Task to complete: Transcribe the lines below verbatim, skipping the images.

Dataset:
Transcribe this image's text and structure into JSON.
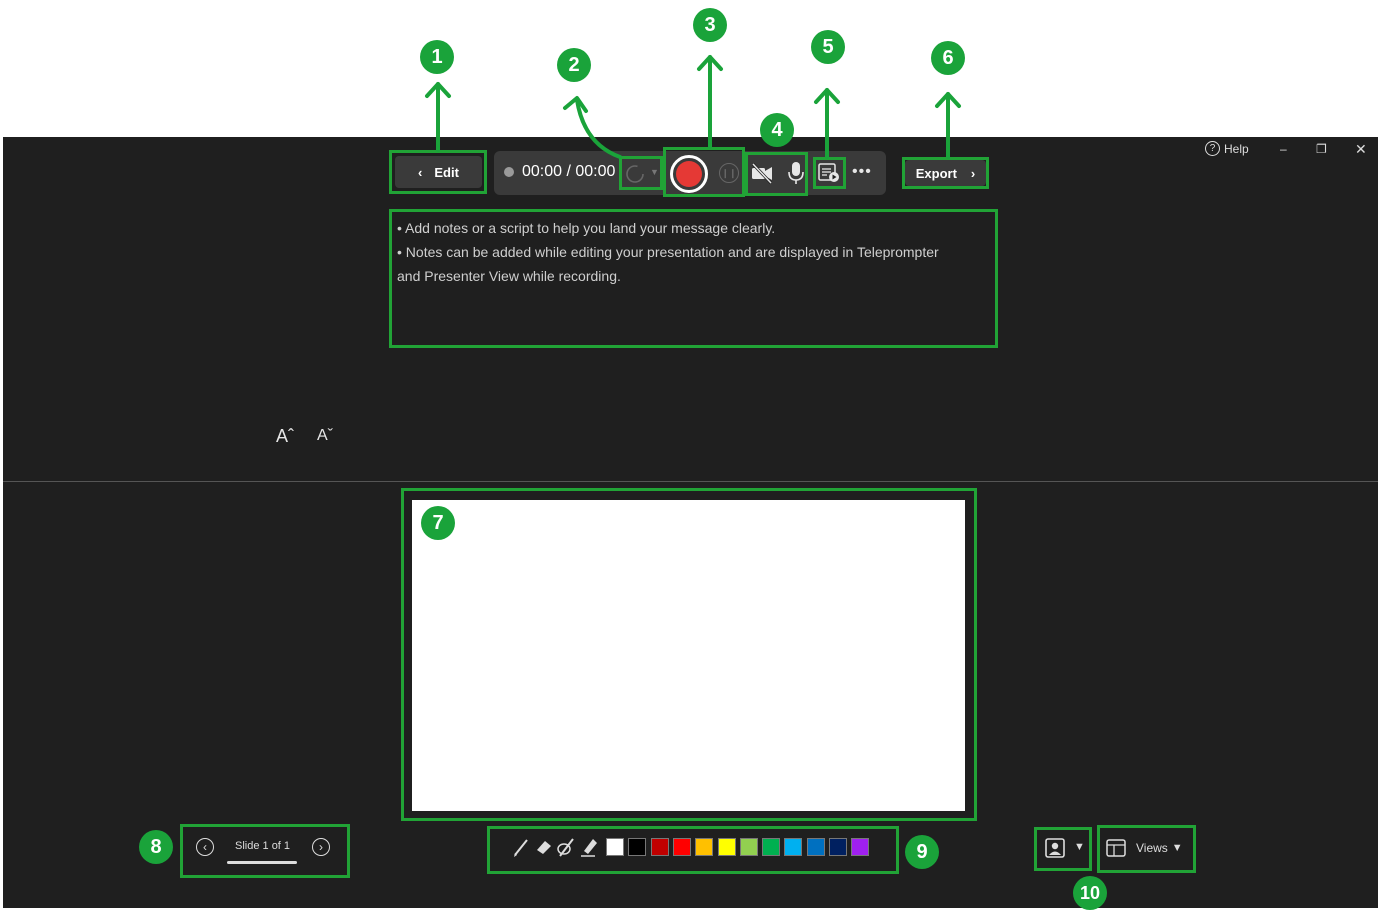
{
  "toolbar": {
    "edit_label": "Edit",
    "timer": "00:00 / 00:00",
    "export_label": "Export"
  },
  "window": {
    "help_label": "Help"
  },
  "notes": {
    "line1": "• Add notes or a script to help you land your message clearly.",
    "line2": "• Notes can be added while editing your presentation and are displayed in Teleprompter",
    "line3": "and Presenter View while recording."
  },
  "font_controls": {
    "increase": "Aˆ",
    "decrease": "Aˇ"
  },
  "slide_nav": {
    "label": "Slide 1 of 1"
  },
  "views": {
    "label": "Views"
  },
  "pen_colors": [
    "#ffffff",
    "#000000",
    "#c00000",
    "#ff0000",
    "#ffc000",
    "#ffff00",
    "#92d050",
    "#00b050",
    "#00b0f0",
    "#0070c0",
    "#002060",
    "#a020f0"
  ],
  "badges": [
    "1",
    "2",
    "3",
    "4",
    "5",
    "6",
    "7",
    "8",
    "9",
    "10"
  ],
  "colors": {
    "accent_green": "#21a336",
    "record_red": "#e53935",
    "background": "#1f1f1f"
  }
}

Answer to this problem:
Transcribe this image's text and structure into JSON.
{
  "toolbar": {
    "edit_label": "Edit",
    "timer": "00:00 / 00:00",
    "export_label": "Export"
  },
  "window": {
    "help_label": "Help"
  },
  "notes": {
    "line1": "• Add notes or a script to help you land your message clearly.",
    "line2": "• Notes can be added while editing your presentation and are displayed in Teleprompter",
    "line3": "and Presenter View while recording."
  },
  "font_controls": {
    "increase": "Aˆ",
    "decrease": "Aˇ"
  },
  "slide_nav": {
    "label": "Slide 1 of 1"
  },
  "views": {
    "label": "Views"
  },
  "pen_colors": [
    "#ffffff",
    "#000000",
    "#c00000",
    "#ff0000",
    "#ffc000",
    "#ffff00",
    "#92d050",
    "#00b050",
    "#00b0f0",
    "#0070c0",
    "#002060",
    "#a020f0"
  ],
  "badges": [
    "1",
    "2",
    "3",
    "4",
    "5",
    "6",
    "7",
    "8",
    "9",
    "10"
  ],
  "colors": {
    "accent_green": "#21a336",
    "record_red": "#e53935",
    "background": "#1f1f1f"
  }
}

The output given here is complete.